■ JOB
Repeat every record below exactly, omitting any pictures.

■ PROVIDED INFORMATION
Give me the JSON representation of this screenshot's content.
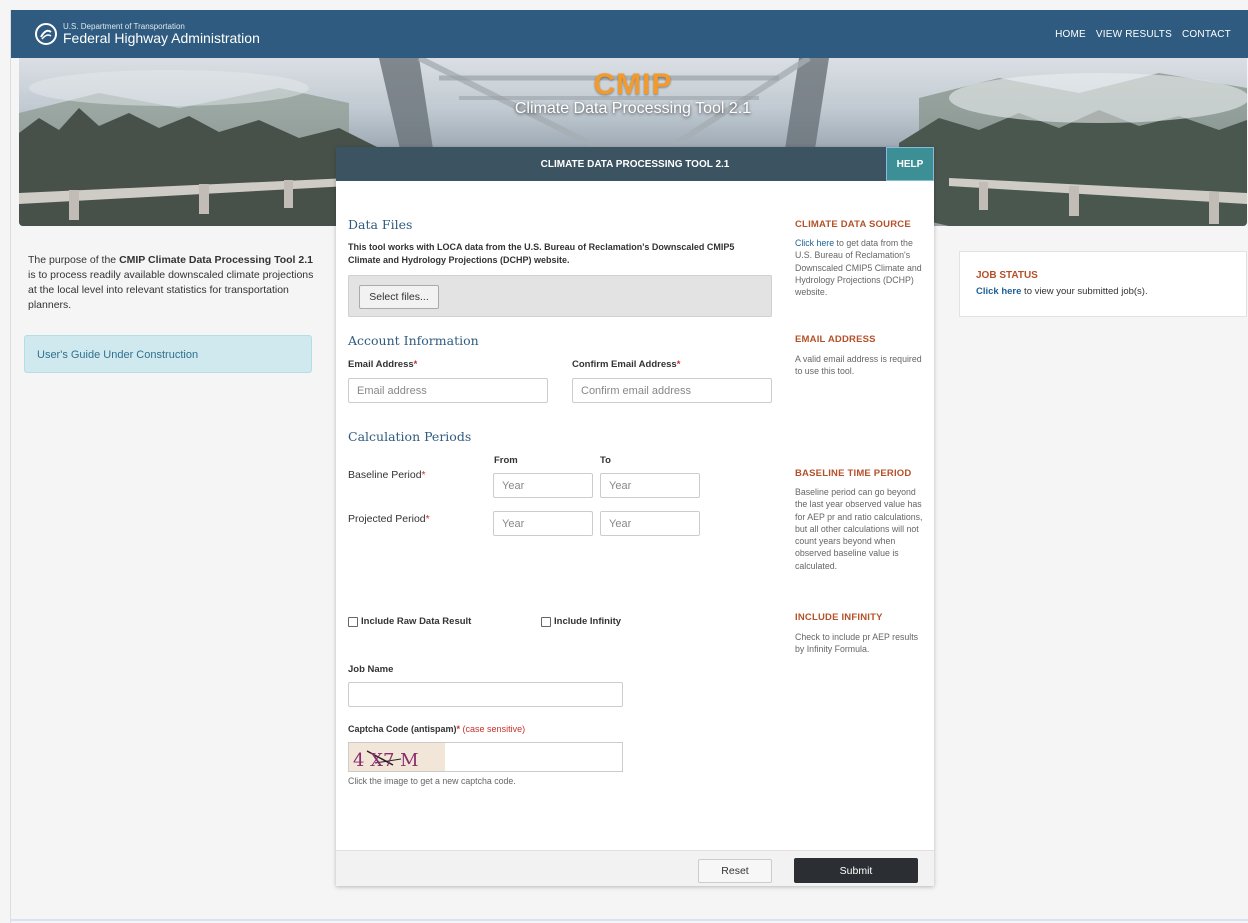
{
  "header": {
    "agency_small": "U.S. Department of Transportation",
    "agency_big": "Federal Highway Administration",
    "nav": [
      "HOME",
      "VIEW RESULTS",
      "CONTACT"
    ]
  },
  "hero": {
    "title": "CMIP",
    "subtitle": "Climate Data Processing Tool 2.1"
  },
  "left": {
    "intro_pre": "The purpose of the ",
    "intro_bold": "CMIP Climate Data Processing Tool 2.1",
    "intro_post": " is to process readily available downscaled climate projections at the local level into relevant statistics for transportation planners.",
    "guide": "User's Guide Under Construction"
  },
  "job_status": {
    "heading": "JOB STATUS",
    "link": "Click here",
    "text": " to view your submitted job(s)."
  },
  "panel": {
    "title": "CLIMATE DATA PROCESSING TOOL 2.1",
    "help": "HELP",
    "data_files": {
      "title": "Data Files",
      "desc": "This tool works with LOCA data from the U.S. Bureau of Reclamation's Downscaled CMIP5 Climate and Hydrology Projections (DCHP) website.",
      "select_button": "Select files..."
    },
    "account": {
      "title": "Account Information",
      "email_label": "Email Address",
      "email_placeholder": "Email address",
      "confirm_label": "Confirm Email Address",
      "confirm_placeholder": "Confirm email address",
      "required_mark": "*"
    },
    "periods": {
      "title": "Calculation Periods",
      "from": "From",
      "to": "To",
      "baseline_label": "Baseline Period",
      "projected_label": "Projected Period",
      "year_placeholder": "Year"
    },
    "options": {
      "raw": "Include Raw Data Result",
      "infinity": "Include Infinity"
    },
    "job_name": {
      "label": "Job Name",
      "value": ""
    },
    "captcha": {
      "label": "Captcha Code (antispam)",
      "case_note": "(case sensitive)",
      "code": "4 X7 M",
      "hint": "Click the image to get a new captcha code."
    },
    "buttons": {
      "reset": "Reset",
      "submit": "Submit"
    },
    "sidebar": {
      "source_head": "CLIMATE DATA SOURCE",
      "source_link": "Click here",
      "source_text": " to get data from the U.S. Bureau of Reclamation's Downscaled CMIP5 Climate and Hydrology Projections (DCHP) website.",
      "email_head": "EMAIL ADDRESS",
      "email_text": "A valid email address is required to use this tool.",
      "baseline_head": "BASELINE TIME PERIOD",
      "baseline_text": "Baseline period can go beyond the last year observed value has for AEP pr and ratio calculations, but all other calculations will not count years beyond when observed baseline value is calculated.",
      "infinity_head": "INCLUDE INFINITY",
      "infinity_text": "Check to include pr AEP results by Infinity Formula."
    }
  },
  "colors": {
    "nav_bg": "#2e5b7f",
    "panel_head": "#3c5361",
    "help_bg": "#3d8f96",
    "accent_orange": "#b5512a",
    "cmip_orange": "#f39a2c"
  }
}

■ EXERCISE ANSWER
Give me the JSON representation of this screenshot's content.
{
  "header": {
    "agency_small": "U.S. Department of Transportation",
    "agency_big": "Federal Highway Administration",
    "nav": [
      "HOME",
      "VIEW RESULTS",
      "CONTACT"
    ]
  },
  "hero": {
    "title": "CMIP",
    "subtitle": "Climate Data Processing Tool 2.1"
  },
  "left": {
    "intro_pre": "The purpose of the ",
    "intro_bold": "CMIP Climate Data Processing Tool 2.1",
    "intro_post": " is to process readily available downscaled climate projections at the local level into relevant statistics for transportation planners.",
    "guide": "User's Guide Under Construction"
  },
  "job_status": {
    "heading": "JOB STATUS",
    "link": "Click here",
    "text": " to view your submitted job(s)."
  },
  "panel": {
    "title": "CLIMATE DATA PROCESSING TOOL 2.1",
    "help": "HELP",
    "data_files": {
      "title": "Data Files",
      "desc": "This tool works with LOCA data from the U.S. Bureau of Reclamation's Downscaled CMIP5 Climate and Hydrology Projections (DCHP) website.",
      "select_button": "Select files..."
    },
    "account": {
      "title": "Account Information",
      "email_label": "Email Address",
      "email_placeholder": "Email address",
      "confirm_label": "Confirm Email Address",
      "confirm_placeholder": "Confirm email address",
      "required_mark": "*"
    },
    "periods": {
      "title": "Calculation Periods",
      "from": "From",
      "to": "To",
      "baseline_label": "Baseline Period",
      "projected_label": "Projected Period",
      "year_placeholder": "Year"
    },
    "options": {
      "raw": "Include Raw Data Result",
      "infinity": "Include Infinity"
    },
    "job_name": {
      "label": "Job Name",
      "value": ""
    },
    "captcha": {
      "label": "Captcha Code (antispam)",
      "case_note": "(case sensitive)",
      "code": "4 X7 M",
      "hint": "Click the image to get a new captcha code."
    },
    "buttons": {
      "reset": "Reset",
      "submit": "Submit"
    },
    "sidebar": {
      "source_head": "CLIMATE DATA SOURCE",
      "source_link": "Click here",
      "source_text": " to get data from the U.S. Bureau of Reclamation's Downscaled CMIP5 Climate and Hydrology Projections (DCHP) website.",
      "email_head": "EMAIL ADDRESS",
      "email_text": "A valid email address is required to use this tool.",
      "baseline_head": "BASELINE TIME PERIOD",
      "baseline_text": "Baseline period can go beyond the last year observed value has for AEP pr and ratio calculations, but all other calculations will not count years beyond when observed baseline value is calculated.",
      "infinity_head": "INCLUDE INFINITY",
      "infinity_text": "Check to include pr AEP results by Infinity Formula."
    }
  },
  "colors": {
    "nav_bg": "#2e5b7f",
    "panel_head": "#3c5361",
    "help_bg": "#3d8f96",
    "accent_orange": "#b5512a",
    "cmip_orange": "#f39a2c"
  }
}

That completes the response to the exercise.